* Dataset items

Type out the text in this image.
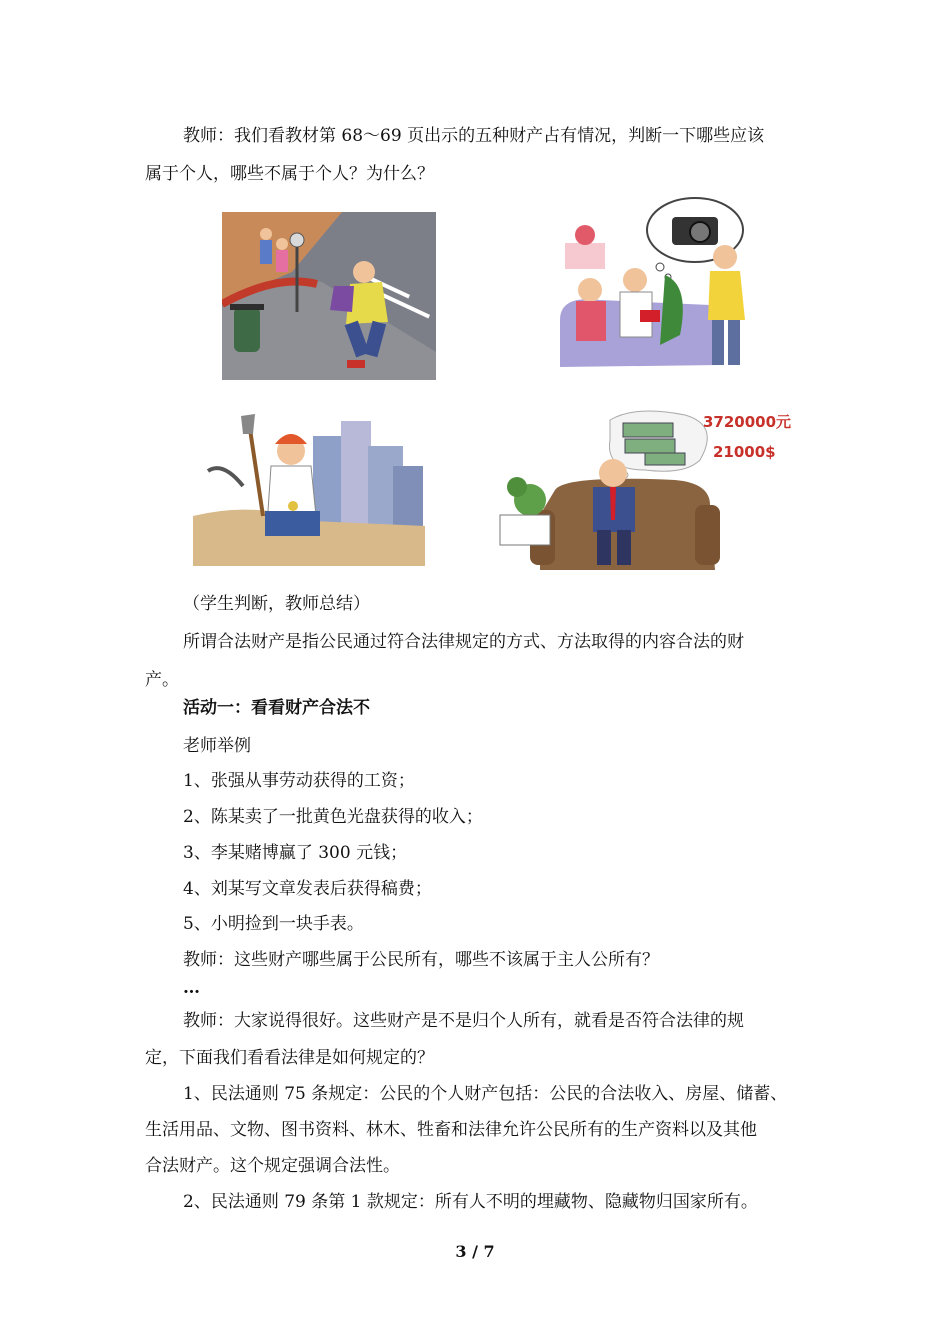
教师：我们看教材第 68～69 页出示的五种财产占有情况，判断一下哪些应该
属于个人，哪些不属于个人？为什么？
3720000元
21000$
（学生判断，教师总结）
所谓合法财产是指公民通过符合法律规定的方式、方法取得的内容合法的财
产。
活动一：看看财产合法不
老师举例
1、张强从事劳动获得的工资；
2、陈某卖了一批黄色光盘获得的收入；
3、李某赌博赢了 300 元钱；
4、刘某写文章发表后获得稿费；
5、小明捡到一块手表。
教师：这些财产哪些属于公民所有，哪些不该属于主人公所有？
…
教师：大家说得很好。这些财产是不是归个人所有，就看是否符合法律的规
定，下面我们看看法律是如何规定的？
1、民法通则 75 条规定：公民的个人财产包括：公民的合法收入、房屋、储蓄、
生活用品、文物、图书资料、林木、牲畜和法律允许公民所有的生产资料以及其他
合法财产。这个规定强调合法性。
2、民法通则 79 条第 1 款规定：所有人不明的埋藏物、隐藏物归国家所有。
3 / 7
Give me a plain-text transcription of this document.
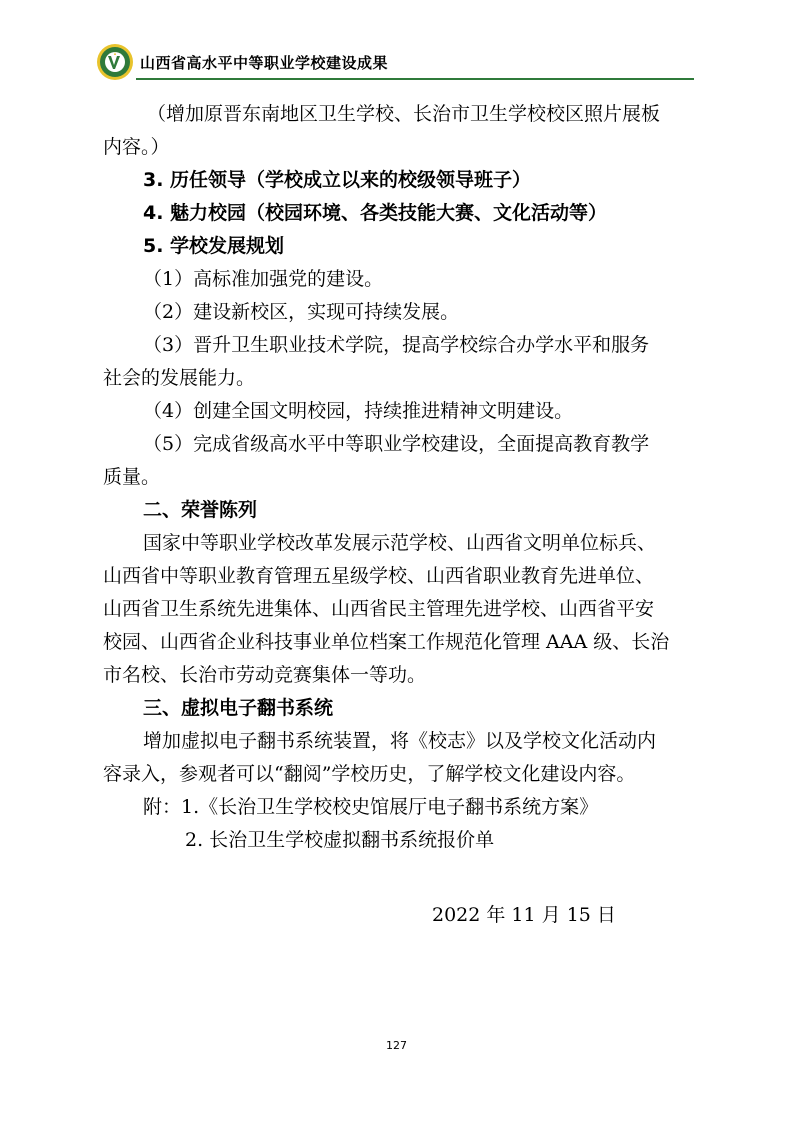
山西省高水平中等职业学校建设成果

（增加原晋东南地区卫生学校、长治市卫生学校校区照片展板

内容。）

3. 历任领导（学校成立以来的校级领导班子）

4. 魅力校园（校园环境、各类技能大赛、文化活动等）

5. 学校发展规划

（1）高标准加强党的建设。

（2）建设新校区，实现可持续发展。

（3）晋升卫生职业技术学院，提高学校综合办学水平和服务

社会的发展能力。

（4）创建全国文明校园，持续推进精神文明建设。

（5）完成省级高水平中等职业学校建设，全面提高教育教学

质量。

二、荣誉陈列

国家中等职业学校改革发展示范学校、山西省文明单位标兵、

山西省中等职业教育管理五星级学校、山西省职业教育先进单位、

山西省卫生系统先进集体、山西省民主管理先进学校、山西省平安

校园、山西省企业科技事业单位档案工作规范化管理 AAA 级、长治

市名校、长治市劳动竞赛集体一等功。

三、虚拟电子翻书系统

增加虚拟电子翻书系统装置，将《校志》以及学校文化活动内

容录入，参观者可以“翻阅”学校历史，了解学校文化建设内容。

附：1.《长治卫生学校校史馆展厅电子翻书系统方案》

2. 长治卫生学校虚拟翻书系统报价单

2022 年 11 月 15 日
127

* * *

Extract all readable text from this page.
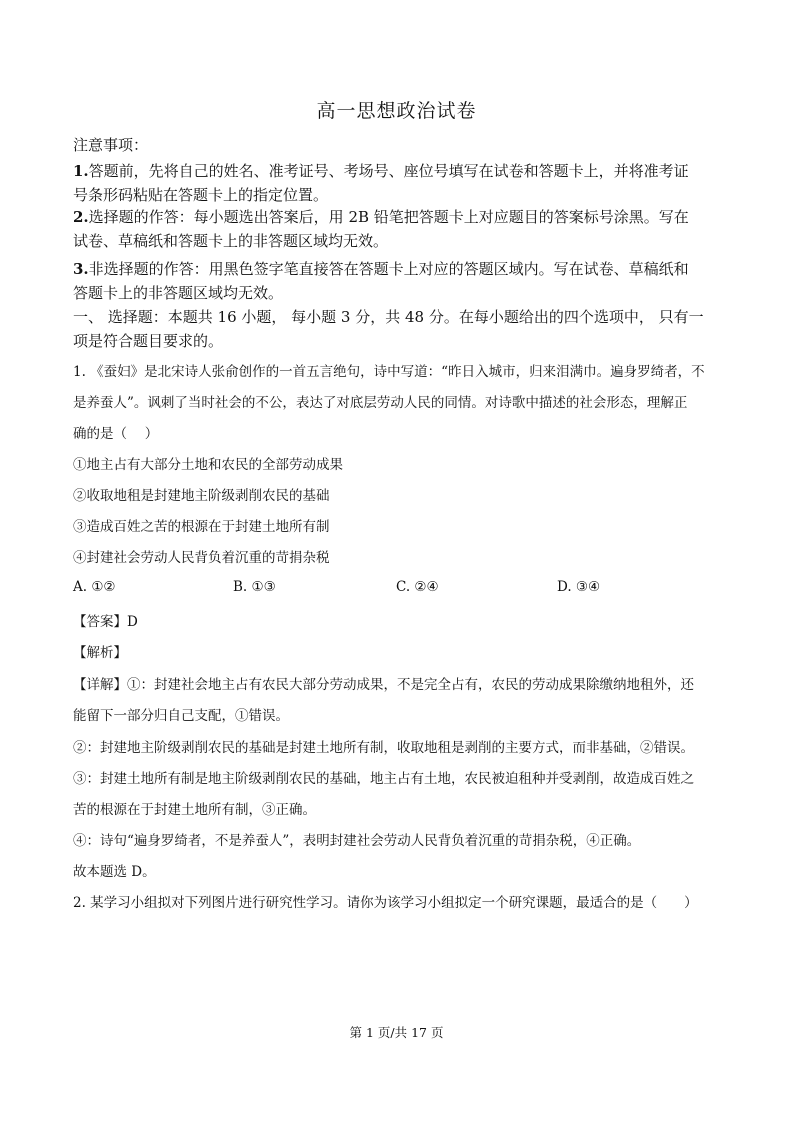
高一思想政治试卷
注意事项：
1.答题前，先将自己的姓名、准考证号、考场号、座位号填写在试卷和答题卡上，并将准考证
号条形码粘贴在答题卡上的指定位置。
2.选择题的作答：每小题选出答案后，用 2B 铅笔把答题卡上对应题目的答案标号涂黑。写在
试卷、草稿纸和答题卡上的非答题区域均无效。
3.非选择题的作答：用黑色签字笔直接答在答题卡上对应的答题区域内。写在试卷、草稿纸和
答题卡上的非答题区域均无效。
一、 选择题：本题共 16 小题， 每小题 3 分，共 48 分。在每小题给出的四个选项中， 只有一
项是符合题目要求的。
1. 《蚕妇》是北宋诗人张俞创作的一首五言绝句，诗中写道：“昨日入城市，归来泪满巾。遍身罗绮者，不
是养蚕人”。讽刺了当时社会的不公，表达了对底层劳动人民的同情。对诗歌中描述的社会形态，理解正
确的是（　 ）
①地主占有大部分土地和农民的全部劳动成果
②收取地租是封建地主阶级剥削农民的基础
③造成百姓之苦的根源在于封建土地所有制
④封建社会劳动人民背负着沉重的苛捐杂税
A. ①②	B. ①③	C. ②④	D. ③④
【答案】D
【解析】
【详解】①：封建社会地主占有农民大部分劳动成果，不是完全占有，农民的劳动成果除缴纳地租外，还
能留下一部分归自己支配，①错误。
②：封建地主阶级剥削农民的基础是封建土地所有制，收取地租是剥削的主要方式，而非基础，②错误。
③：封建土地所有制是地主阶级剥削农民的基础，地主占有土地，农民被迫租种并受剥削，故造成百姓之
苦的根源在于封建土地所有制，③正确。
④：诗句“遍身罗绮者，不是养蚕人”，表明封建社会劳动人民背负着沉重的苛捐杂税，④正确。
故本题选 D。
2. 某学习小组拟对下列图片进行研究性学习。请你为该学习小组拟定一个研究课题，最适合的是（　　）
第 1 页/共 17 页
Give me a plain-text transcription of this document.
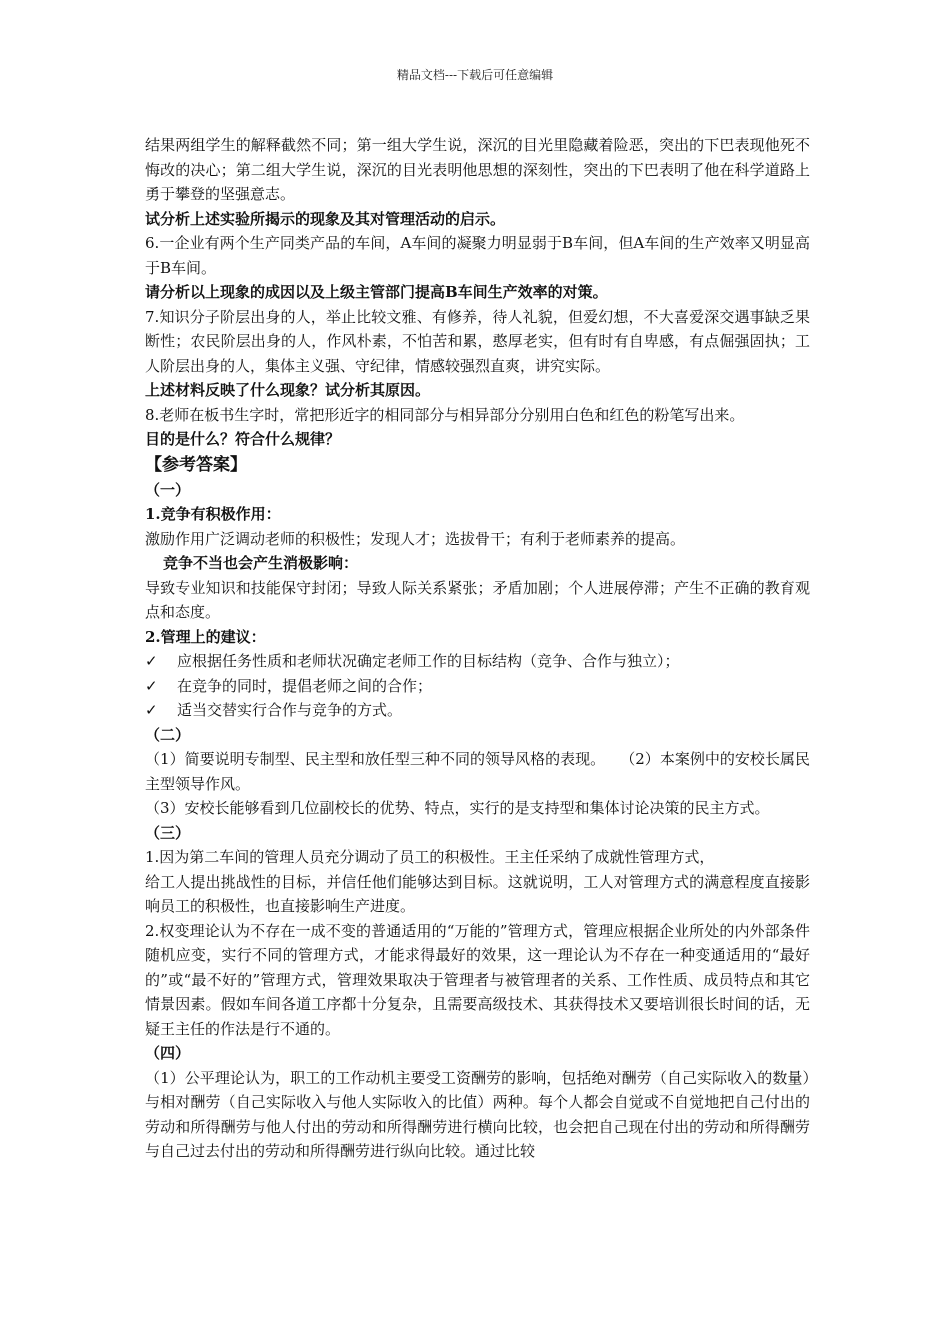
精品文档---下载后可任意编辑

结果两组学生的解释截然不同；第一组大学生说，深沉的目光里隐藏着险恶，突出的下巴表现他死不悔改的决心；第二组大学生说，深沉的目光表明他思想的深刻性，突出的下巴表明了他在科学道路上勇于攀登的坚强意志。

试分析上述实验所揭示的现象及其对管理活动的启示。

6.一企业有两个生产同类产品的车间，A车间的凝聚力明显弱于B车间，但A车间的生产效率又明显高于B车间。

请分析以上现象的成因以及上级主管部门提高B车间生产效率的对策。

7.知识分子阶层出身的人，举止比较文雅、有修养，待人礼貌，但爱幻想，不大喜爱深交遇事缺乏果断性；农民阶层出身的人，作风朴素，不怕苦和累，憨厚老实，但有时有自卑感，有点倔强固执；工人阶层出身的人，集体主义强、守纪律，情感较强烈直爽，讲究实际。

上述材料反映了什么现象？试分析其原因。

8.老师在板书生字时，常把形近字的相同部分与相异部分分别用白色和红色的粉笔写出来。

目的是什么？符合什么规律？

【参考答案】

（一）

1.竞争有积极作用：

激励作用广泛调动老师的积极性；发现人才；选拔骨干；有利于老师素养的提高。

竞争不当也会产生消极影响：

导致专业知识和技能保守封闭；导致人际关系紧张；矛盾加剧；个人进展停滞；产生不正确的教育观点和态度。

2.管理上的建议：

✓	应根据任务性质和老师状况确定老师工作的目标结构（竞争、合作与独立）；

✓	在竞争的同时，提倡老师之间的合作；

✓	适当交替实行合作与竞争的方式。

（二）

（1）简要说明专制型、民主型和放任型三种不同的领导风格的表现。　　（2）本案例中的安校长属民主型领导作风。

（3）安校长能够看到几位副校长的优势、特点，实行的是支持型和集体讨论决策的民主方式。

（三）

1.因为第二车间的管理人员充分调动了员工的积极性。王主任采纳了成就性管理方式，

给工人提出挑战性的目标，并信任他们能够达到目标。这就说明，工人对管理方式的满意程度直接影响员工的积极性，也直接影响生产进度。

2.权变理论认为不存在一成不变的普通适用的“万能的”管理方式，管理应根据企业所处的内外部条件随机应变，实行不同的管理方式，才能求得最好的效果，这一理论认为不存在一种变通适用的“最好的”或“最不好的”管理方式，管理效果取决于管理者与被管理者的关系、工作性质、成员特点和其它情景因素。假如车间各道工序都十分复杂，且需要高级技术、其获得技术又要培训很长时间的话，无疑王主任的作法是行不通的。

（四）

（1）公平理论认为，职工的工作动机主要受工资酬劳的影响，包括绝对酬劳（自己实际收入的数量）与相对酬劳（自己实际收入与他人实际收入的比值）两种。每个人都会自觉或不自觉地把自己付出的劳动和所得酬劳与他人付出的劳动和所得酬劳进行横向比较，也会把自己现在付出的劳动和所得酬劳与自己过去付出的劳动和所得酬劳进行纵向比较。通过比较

* EXERCISE
Pull out every line in the material above where "this" occurs.

* THE SOLUTION
Type out the text in this image.
Give me a plain-text transcription of this document.
Extract all readable text from this page.
Give me a plain-text transcription of this document.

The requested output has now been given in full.